Set problem: Search the data below for the word "τέλη" and copy each line that holds it.

Supplied entries:
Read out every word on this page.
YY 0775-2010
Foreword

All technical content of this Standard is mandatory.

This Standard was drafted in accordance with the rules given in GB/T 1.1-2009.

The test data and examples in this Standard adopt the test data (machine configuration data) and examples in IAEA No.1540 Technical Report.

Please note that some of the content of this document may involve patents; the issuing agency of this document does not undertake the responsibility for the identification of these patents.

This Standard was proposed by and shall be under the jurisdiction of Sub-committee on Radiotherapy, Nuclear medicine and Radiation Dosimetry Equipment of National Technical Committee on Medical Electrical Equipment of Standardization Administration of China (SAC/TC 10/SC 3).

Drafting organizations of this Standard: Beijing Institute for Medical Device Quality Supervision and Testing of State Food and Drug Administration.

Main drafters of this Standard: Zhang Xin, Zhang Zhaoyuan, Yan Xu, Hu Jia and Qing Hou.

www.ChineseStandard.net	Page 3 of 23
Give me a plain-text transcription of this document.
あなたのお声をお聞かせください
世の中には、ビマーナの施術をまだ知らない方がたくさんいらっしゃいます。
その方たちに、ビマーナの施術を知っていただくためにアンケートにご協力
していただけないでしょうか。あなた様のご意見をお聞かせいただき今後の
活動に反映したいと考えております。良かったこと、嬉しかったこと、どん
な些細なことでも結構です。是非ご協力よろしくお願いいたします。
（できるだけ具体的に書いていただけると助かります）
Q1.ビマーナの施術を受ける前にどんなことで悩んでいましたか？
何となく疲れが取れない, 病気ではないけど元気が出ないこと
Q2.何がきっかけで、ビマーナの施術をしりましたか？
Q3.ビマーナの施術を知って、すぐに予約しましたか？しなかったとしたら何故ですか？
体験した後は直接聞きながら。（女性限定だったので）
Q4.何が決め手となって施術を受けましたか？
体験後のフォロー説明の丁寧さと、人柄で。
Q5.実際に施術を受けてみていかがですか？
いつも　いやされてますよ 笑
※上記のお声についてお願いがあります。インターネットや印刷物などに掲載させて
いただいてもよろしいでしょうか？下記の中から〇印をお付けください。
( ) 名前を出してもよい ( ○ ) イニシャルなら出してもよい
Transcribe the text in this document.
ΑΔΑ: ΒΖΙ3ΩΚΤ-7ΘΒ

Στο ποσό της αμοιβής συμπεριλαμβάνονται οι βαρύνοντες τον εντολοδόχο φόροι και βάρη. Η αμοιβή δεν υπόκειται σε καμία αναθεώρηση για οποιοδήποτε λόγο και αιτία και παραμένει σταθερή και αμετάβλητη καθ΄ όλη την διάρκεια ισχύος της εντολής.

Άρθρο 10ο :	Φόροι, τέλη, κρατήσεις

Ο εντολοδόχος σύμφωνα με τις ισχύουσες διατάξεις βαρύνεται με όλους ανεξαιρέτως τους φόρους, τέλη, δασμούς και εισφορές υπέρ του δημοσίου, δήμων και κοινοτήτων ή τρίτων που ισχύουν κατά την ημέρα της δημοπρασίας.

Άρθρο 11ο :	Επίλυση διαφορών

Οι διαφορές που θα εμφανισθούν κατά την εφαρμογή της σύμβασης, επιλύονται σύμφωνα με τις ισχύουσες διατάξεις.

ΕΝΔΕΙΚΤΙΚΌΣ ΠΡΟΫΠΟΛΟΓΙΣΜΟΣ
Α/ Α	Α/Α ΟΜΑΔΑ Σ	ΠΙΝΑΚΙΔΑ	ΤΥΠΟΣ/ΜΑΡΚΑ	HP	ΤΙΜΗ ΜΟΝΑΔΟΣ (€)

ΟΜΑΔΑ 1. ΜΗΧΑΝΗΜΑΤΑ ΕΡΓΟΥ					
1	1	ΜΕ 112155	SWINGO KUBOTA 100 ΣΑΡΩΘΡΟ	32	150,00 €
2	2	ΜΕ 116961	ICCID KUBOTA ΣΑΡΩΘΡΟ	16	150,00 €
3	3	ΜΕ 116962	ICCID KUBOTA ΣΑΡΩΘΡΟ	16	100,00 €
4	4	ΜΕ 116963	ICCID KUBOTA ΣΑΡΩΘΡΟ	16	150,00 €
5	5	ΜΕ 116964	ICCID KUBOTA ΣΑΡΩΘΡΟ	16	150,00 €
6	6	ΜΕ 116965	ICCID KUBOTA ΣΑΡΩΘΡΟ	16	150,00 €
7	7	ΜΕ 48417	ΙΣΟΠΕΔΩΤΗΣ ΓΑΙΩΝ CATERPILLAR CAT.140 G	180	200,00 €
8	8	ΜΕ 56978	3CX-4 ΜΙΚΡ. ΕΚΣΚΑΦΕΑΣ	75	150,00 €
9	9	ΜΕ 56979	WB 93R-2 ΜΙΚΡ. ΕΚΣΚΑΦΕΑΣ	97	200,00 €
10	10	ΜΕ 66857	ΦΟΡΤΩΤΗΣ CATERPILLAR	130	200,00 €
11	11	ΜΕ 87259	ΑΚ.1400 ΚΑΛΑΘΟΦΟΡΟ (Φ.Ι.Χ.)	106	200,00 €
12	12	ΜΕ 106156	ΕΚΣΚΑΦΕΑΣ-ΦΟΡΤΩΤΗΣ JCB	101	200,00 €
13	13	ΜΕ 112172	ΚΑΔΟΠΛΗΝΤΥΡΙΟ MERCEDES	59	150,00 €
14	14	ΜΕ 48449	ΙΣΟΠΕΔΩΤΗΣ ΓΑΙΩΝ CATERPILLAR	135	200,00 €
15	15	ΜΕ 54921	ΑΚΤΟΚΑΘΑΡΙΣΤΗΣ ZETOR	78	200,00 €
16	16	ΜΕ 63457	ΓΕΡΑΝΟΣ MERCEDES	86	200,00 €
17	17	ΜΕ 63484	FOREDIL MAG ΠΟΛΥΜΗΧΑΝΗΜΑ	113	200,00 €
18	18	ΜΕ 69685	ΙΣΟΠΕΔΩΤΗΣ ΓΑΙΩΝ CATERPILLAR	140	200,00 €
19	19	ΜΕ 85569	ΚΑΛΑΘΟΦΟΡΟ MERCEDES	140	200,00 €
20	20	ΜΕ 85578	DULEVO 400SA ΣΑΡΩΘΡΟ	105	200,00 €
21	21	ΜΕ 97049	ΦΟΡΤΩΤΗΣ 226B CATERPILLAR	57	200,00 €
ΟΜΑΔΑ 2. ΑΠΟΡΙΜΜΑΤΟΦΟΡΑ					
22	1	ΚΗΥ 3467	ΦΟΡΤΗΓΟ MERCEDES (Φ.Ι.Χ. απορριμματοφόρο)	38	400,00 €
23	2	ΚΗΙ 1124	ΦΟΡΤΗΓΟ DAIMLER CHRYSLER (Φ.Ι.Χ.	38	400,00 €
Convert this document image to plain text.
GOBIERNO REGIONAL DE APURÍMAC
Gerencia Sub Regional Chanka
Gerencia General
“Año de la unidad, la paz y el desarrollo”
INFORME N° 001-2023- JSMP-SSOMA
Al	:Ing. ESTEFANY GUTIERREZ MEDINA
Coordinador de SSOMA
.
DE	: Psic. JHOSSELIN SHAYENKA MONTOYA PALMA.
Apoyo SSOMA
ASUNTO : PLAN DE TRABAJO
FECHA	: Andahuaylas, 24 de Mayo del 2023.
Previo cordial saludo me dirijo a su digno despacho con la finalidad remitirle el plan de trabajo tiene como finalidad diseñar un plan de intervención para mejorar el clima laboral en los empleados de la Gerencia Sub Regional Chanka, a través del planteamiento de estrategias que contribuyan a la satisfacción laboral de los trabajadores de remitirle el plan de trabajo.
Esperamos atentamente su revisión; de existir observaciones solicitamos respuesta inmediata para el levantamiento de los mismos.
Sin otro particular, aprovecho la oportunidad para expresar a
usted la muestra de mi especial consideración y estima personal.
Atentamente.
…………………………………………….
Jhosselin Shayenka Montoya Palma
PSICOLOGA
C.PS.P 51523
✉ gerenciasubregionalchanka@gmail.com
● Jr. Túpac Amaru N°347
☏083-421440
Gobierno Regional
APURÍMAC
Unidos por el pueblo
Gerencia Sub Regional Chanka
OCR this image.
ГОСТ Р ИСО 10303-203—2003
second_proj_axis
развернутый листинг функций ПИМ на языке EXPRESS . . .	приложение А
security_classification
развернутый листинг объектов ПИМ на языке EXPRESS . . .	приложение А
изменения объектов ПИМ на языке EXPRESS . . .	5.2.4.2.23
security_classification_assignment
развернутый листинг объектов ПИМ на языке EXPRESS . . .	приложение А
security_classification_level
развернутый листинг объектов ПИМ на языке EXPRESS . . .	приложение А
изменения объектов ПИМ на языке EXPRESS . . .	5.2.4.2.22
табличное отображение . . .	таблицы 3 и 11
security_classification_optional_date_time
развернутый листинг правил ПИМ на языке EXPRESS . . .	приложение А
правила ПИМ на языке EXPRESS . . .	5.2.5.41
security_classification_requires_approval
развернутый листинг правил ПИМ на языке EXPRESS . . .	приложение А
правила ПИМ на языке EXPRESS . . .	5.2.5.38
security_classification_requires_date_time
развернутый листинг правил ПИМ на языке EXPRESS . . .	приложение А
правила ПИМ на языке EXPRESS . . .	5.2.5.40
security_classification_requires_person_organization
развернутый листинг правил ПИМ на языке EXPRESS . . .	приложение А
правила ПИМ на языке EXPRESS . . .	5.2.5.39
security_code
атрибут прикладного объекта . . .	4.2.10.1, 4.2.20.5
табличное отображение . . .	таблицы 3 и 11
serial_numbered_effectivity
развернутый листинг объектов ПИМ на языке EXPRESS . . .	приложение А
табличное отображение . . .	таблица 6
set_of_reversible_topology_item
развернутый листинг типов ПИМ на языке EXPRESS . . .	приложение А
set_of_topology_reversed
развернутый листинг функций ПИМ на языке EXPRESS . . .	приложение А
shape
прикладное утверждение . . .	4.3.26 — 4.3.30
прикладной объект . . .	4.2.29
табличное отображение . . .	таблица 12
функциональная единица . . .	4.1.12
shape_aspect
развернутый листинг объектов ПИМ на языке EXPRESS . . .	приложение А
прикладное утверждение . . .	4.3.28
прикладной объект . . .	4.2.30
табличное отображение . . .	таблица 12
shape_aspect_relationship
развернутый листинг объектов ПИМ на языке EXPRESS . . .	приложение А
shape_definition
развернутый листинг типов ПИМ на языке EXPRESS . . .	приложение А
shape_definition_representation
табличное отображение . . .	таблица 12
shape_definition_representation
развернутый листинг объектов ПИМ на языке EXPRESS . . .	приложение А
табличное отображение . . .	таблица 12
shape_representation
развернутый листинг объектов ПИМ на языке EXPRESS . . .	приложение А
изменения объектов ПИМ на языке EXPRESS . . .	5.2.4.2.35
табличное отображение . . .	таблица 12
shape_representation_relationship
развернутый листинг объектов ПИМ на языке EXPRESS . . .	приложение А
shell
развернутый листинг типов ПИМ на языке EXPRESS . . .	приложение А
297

Output:
Άρθρο 10ο :	Φόροι, τέλη, κρατήσεις
Ο εντολοδόχος σύμφωνα με τις ισχύουσες διατάξεις βαρύνεται με όλους ανεξαιρέτως τους φόρους, τέλη, δασμούς και εισφορές υπέρ του δημοσίου, δήμων και κοινοτήτων ή τρίτων που ισχύουν κατά την ημέρα της δημοπρασίας.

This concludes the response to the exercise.